[Items from a data source]
* * * * * * * * *
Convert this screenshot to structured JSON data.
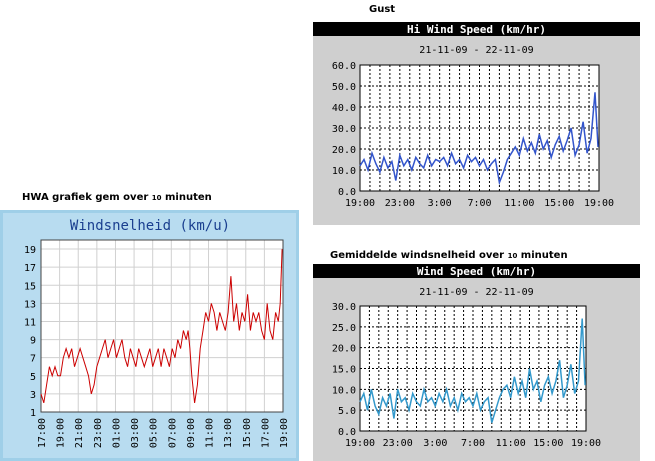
{
  "captions": {
    "gust": "Gust",
    "hwa": "HWA grafiek gem over",
    "hwa_small": "10",
    "hwa_tail": " minuten",
    "avg": "Gemiddelde windsnelheid over",
    "avg_small": "10",
    "avg_tail": " minuten"
  },
  "chart_data": [
    {
      "id": "hwa",
      "type": "line",
      "title": "Windsnelheid (km/u)",
      "xlabel": "",
      "ylabel": "",
      "ylim": [
        1,
        20
      ],
      "yticks": [
        1,
        3,
        5,
        7,
        9,
        11,
        13,
        15,
        17,
        19
      ],
      "x_tick_labels": [
        "17:00",
        "19:00",
        "21:00",
        "23:00",
        "01:00",
        "03:00",
        "05:00",
        "07:00",
        "09:00",
        "11:00",
        "13:00",
        "15:00",
        "17:00",
        "19:00"
      ],
      "x_span_hours": 26,
      "series": [
        {
          "name": "Windsnelheid",
          "color": "#cc0000",
          "x": [
            0,
            0.3,
            0.6,
            0.9,
            1.2,
            1.5,
            1.8,
            2.1,
            2.4,
            2.7,
            3.0,
            3.3,
            3.6,
            3.9,
            4.2,
            4.5,
            4.8,
            5.1,
            5.4,
            5.7,
            6.0,
            6.3,
            6.6,
            6.9,
            7.2,
            7.5,
            7.8,
            8.1,
            8.4,
            8.7,
            9.0,
            9.3,
            9.6,
            9.9,
            10.2,
            10.5,
            10.8,
            11.1,
            11.4,
            11.7,
            12.0,
            12.3,
            12.6,
            12.9,
            13.2,
            13.5,
            13.8,
            14.1,
            14.4,
            14.7,
            15.0,
            15.3,
            15.6,
            15.8,
            16.0,
            16.2,
            16.5,
            16.8,
            17.1,
            17.4,
            17.7,
            18.0,
            18.3,
            18.6,
            18.9,
            19.2,
            19.5,
            19.8,
            20.1,
            20.4,
            20.7,
            21.0,
            21.3,
            21.6,
            21.9,
            22.2,
            22.5,
            22.8,
            23.1,
            23.4,
            23.7,
            24.0,
            24.3,
            24.6,
            24.9,
            25.2,
            25.5,
            25.7,
            25.9
          ],
          "y": [
            3,
            2,
            4,
            6,
            5,
            6,
            5,
            5,
            7,
            8,
            7,
            8,
            6,
            7,
            8,
            7,
            6,
            5,
            3,
            4,
            6,
            7,
            8,
            9,
            7,
            8,
            9,
            7,
            8,
            9,
            7,
            6,
            8,
            7,
            6,
            8,
            7,
            6,
            7,
            8,
            6,
            7,
            8,
            6,
            8,
            7,
            6,
            8,
            7,
            9,
            8,
            10,
            9,
            10,
            8,
            5,
            2,
            4,
            8,
            10,
            12,
            11,
            13,
            12,
            10,
            12,
            11,
            10,
            12,
            16,
            11,
            13,
            10,
            12,
            11,
            14,
            10,
            12,
            11,
            12,
            10,
            9,
            13,
            10,
            9,
            12,
            11,
            13,
            19
          ]
        }
      ]
    },
    {
      "id": "gust",
      "type": "line",
      "title": "Hi Wind Speed (km/hr)",
      "subtitle": "21-11-09 - 22-11-09",
      "ylim": [
        0,
        60
      ],
      "y_tick_labels": [
        "0.0",
        "10.0",
        "20.0",
        "30.0",
        "40.0",
        "50.0",
        "60.0"
      ],
      "x_tick_labels": [
        "19:00",
        "23:00",
        "3:00",
        "7:00",
        "11:00",
        "15:00",
        "19:00"
      ],
      "x_span_hours": 24,
      "series": [
        {
          "name": "Hi Wind Speed",
          "color": "#3355cc",
          "x": [
            0,
            0.4,
            0.8,
            1.2,
            1.6,
            2.0,
            2.4,
            2.8,
            3.2,
            3.6,
            4.0,
            4.4,
            4.8,
            5.2,
            5.6,
            6.0,
            6.4,
            6.8,
            7.2,
            7.6,
            8.0,
            8.4,
            8.8,
            9.2,
            9.6,
            10.0,
            10.4,
            10.8,
            11.2,
            11.6,
            12.0,
            12.4,
            12.8,
            13.2,
            13.6,
            14.0,
            14.4,
            14.8,
            15.2,
            15.6,
            16.0,
            16.4,
            16.8,
            17.2,
            17.6,
            18.0,
            18.4,
            18.8,
            19.2,
            19.6,
            20.0,
            20.4,
            20.8,
            21.2,
            21.6,
            22.0,
            22.4,
            22.8,
            23.2,
            23.6,
            23.9
          ],
          "y": [
            12,
            15,
            10,
            18,
            13,
            9,
            16,
            11,
            14,
            5,
            17,
            12,
            15,
            10,
            16,
            13,
            11,
            17,
            12,
            15,
            14,
            16,
            12,
            18,
            13,
            15,
            11,
            17,
            14,
            16,
            12,
            15,
            10,
            13,
            15,
            4,
            9,
            15,
            18,
            21,
            17,
            25,
            19,
            23,
            18,
            27,
            20,
            24,
            16,
            22,
            26,
            19,
            24,
            30,
            17,
            22,
            33,
            18,
            25,
            47,
            21
          ]
        }
      ]
    },
    {
      "id": "avg",
      "type": "line",
      "title": "Wind Speed (km/hr)",
      "subtitle": "21-11-09 - 22-11-09",
      "ylim": [
        0,
        30
      ],
      "y_tick_labels": [
        "0.0",
        "5.0",
        "10.0",
        "15.0",
        "20.0",
        "25.0",
        "30.0"
      ],
      "x_tick_labels": [
        "19:00",
        "23:00",
        "3:00",
        "7:00",
        "11:00",
        "15:00",
        "19:00"
      ],
      "x_span_hours": 24,
      "series": [
        {
          "name": "Wind Speed",
          "color": "#3399cc",
          "x": [
            0,
            0.4,
            0.8,
            1.2,
            1.6,
            2.0,
            2.4,
            2.8,
            3.2,
            3.6,
            4.0,
            4.4,
            4.8,
            5.2,
            5.6,
            6.0,
            6.4,
            6.8,
            7.2,
            7.6,
            8.0,
            8.4,
            8.8,
            9.2,
            9.6,
            10.0,
            10.4,
            10.8,
            11.2,
            11.6,
            12.0,
            12.4,
            12.8,
            13.2,
            13.6,
            14.0,
            14.4,
            14.8,
            15.2,
            15.6,
            16.0,
            16.4,
            16.8,
            17.2,
            17.6,
            18.0,
            18.4,
            18.8,
            19.2,
            19.6,
            20.0,
            20.4,
            20.8,
            21.2,
            21.6,
            22.0,
            22.4,
            22.8,
            23.2,
            23.6,
            23.9
          ],
          "y": [
            7,
            9,
            5,
            10,
            6,
            4,
            8,
            6,
            9,
            3,
            10,
            7,
            8,
            5,
            9,
            7,
            6,
            10,
            7,
            8,
            6,
            9,
            7,
            10,
            6,
            8,
            5,
            9,
            7,
            8,
            6,
            9,
            5,
            7,
            8,
            2,
            5,
            8,
            10,
            11,
            8,
            13,
            9,
            12,
            8,
            15,
            10,
            12,
            7,
            11,
            13,
            9,
            12,
            17,
            8,
            11,
            16,
            9,
            12,
            27,
            11
          ]
        }
      ]
    }
  ]
}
* * * * * * * * *
# Problem to work on
Output, exactly, all the records above; include no pictures.

# Reply
Convert this screenshot to structured JSON data.
{
  "captions": {
    "gust": "Gust",
    "hwa": "HWA grafiek gem over",
    "hwa_small": "10",
    "hwa_tail": " minuten",
    "avg": "Gemiddelde windsnelheid over",
    "avg_small": "10",
    "avg_tail": " minuten"
  },
  "chart_data": [
    {
      "id": "hwa",
      "type": "line",
      "title": "Windsnelheid (km/u)",
      "xlabel": "",
      "ylabel": "",
      "ylim": [
        1,
        20
      ],
      "yticks": [
        1,
        3,
        5,
        7,
        9,
        11,
        13,
        15,
        17,
        19
      ],
      "x_tick_labels": [
        "17:00",
        "19:00",
        "21:00",
        "23:00",
        "01:00",
        "03:00",
        "05:00",
        "07:00",
        "09:00",
        "11:00",
        "13:00",
        "15:00",
        "17:00",
        "19:00"
      ],
      "x_span_hours": 26,
      "series": [
        {
          "name": "Windsnelheid",
          "color": "#cc0000",
          "x": [
            0,
            0.3,
            0.6,
            0.9,
            1.2,
            1.5,
            1.8,
            2.1,
            2.4,
            2.7,
            3.0,
            3.3,
            3.6,
            3.9,
            4.2,
            4.5,
            4.8,
            5.1,
            5.4,
            5.7,
            6.0,
            6.3,
            6.6,
            6.9,
            7.2,
            7.5,
            7.8,
            8.1,
            8.4,
            8.7,
            9.0,
            9.3,
            9.6,
            9.9,
            10.2,
            10.5,
            10.8,
            11.1,
            11.4,
            11.7,
            12.0,
            12.3,
            12.6,
            12.9,
            13.2,
            13.5,
            13.8,
            14.1,
            14.4,
            14.7,
            15.0,
            15.3,
            15.6,
            15.8,
            16.0,
            16.2,
            16.5,
            16.8,
            17.1,
            17.4,
            17.7,
            18.0,
            18.3,
            18.6,
            18.9,
            19.2,
            19.5,
            19.8,
            20.1,
            20.4,
            20.7,
            21.0,
            21.3,
            21.6,
            21.9,
            22.2,
            22.5,
            22.8,
            23.1,
            23.4,
            23.7,
            24.0,
            24.3,
            24.6,
            24.9,
            25.2,
            25.5,
            25.7,
            25.9
          ],
          "y": [
            3,
            2,
            4,
            6,
            5,
            6,
            5,
            5,
            7,
            8,
            7,
            8,
            6,
            7,
            8,
            7,
            6,
            5,
            3,
            4,
            6,
            7,
            8,
            9,
            7,
            8,
            9,
            7,
            8,
            9,
            7,
            6,
            8,
            7,
            6,
            8,
            7,
            6,
            7,
            8,
            6,
            7,
            8,
            6,
            8,
            7,
            6,
            8,
            7,
            9,
            8,
            10,
            9,
            10,
            8,
            5,
            2,
            4,
            8,
            10,
            12,
            11,
            13,
            12,
            10,
            12,
            11,
            10,
            12,
            16,
            11,
            13,
            10,
            12,
            11,
            14,
            10,
            12,
            11,
            12,
            10,
            9,
            13,
            10,
            9,
            12,
            11,
            13,
            19
          ]
        }
      ]
    },
    {
      "id": "gust",
      "type": "line",
      "title": "Hi Wind Speed (km/hr)",
      "subtitle": "21-11-09 - 22-11-09",
      "ylim": [
        0,
        60
      ],
      "y_tick_labels": [
        "0.0",
        "10.0",
        "20.0",
        "30.0",
        "40.0",
        "50.0",
        "60.0"
      ],
      "x_tick_labels": [
        "19:00",
        "23:00",
        "3:00",
        "7:00",
        "11:00",
        "15:00",
        "19:00"
      ],
      "x_span_hours": 24,
      "series": [
        {
          "name": "Hi Wind Speed",
          "color": "#3355cc",
          "x": [
            0,
            0.4,
            0.8,
            1.2,
            1.6,
            2.0,
            2.4,
            2.8,
            3.2,
            3.6,
            4.0,
            4.4,
            4.8,
            5.2,
            5.6,
            6.0,
            6.4,
            6.8,
            7.2,
            7.6,
            8.0,
            8.4,
            8.8,
            9.2,
            9.6,
            10.0,
            10.4,
            10.8,
            11.2,
            11.6,
            12.0,
            12.4,
            12.8,
            13.2,
            13.6,
            14.0,
            14.4,
            14.8,
            15.2,
            15.6,
            16.0,
            16.4,
            16.8,
            17.2,
            17.6,
            18.0,
            18.4,
            18.8,
            19.2,
            19.6,
            20.0,
            20.4,
            20.8,
            21.2,
            21.6,
            22.0,
            22.4,
            22.8,
            23.2,
            23.6,
            23.9
          ],
          "y": [
            12,
            15,
            10,
            18,
            13,
            9,
            16,
            11,
            14,
            5,
            17,
            12,
            15,
            10,
            16,
            13,
            11,
            17,
            12,
            15,
            14,
            16,
            12,
            18,
            13,
            15,
            11,
            17,
            14,
            16,
            12,
            15,
            10,
            13,
            15,
            4,
            9,
            15,
            18,
            21,
            17,
            25,
            19,
            23,
            18,
            27,
            20,
            24,
            16,
            22,
            26,
            19,
            24,
            30,
            17,
            22,
            33,
            18,
            25,
            47,
            21
          ]
        }
      ]
    },
    {
      "id": "avg",
      "type": "line",
      "title": "Wind Speed (km/hr)",
      "subtitle": "21-11-09 - 22-11-09",
      "ylim": [
        0,
        30
      ],
      "y_tick_labels": [
        "0.0",
        "5.0",
        "10.0",
        "15.0",
        "20.0",
        "25.0",
        "30.0"
      ],
      "x_tick_labels": [
        "19:00",
        "23:00",
        "3:00",
        "7:00",
        "11:00",
        "15:00",
        "19:00"
      ],
      "x_span_hours": 24,
      "series": [
        {
          "name": "Wind Speed",
          "color": "#3399cc",
          "x": [
            0,
            0.4,
            0.8,
            1.2,
            1.6,
            2.0,
            2.4,
            2.8,
            3.2,
            3.6,
            4.0,
            4.4,
            4.8,
            5.2,
            5.6,
            6.0,
            6.4,
            6.8,
            7.2,
            7.6,
            8.0,
            8.4,
            8.8,
            9.2,
            9.6,
            10.0,
            10.4,
            10.8,
            11.2,
            11.6,
            12.0,
            12.4,
            12.8,
            13.2,
            13.6,
            14.0,
            14.4,
            14.8,
            15.2,
            15.6,
            16.0,
            16.4,
            16.8,
            17.2,
            17.6,
            18.0,
            18.4,
            18.8,
            19.2,
            19.6,
            20.0,
            20.4,
            20.8,
            21.2,
            21.6,
            22.0,
            22.4,
            22.8,
            23.2,
            23.6,
            23.9
          ],
          "y": [
            7,
            9,
            5,
            10,
            6,
            4,
            8,
            6,
            9,
            3,
            10,
            7,
            8,
            5,
            9,
            7,
            6,
            10,
            7,
            8,
            6,
            9,
            7,
            10,
            6,
            8,
            5,
            9,
            7,
            8,
            6,
            9,
            5,
            7,
            8,
            2,
            5,
            8,
            10,
            11,
            8,
            13,
            9,
            12,
            8,
            15,
            10,
            12,
            7,
            11,
            13,
            9,
            12,
            17,
            8,
            11,
            16,
            9,
            12,
            27,
            11
          ]
        }
      ]
    }
  ]
}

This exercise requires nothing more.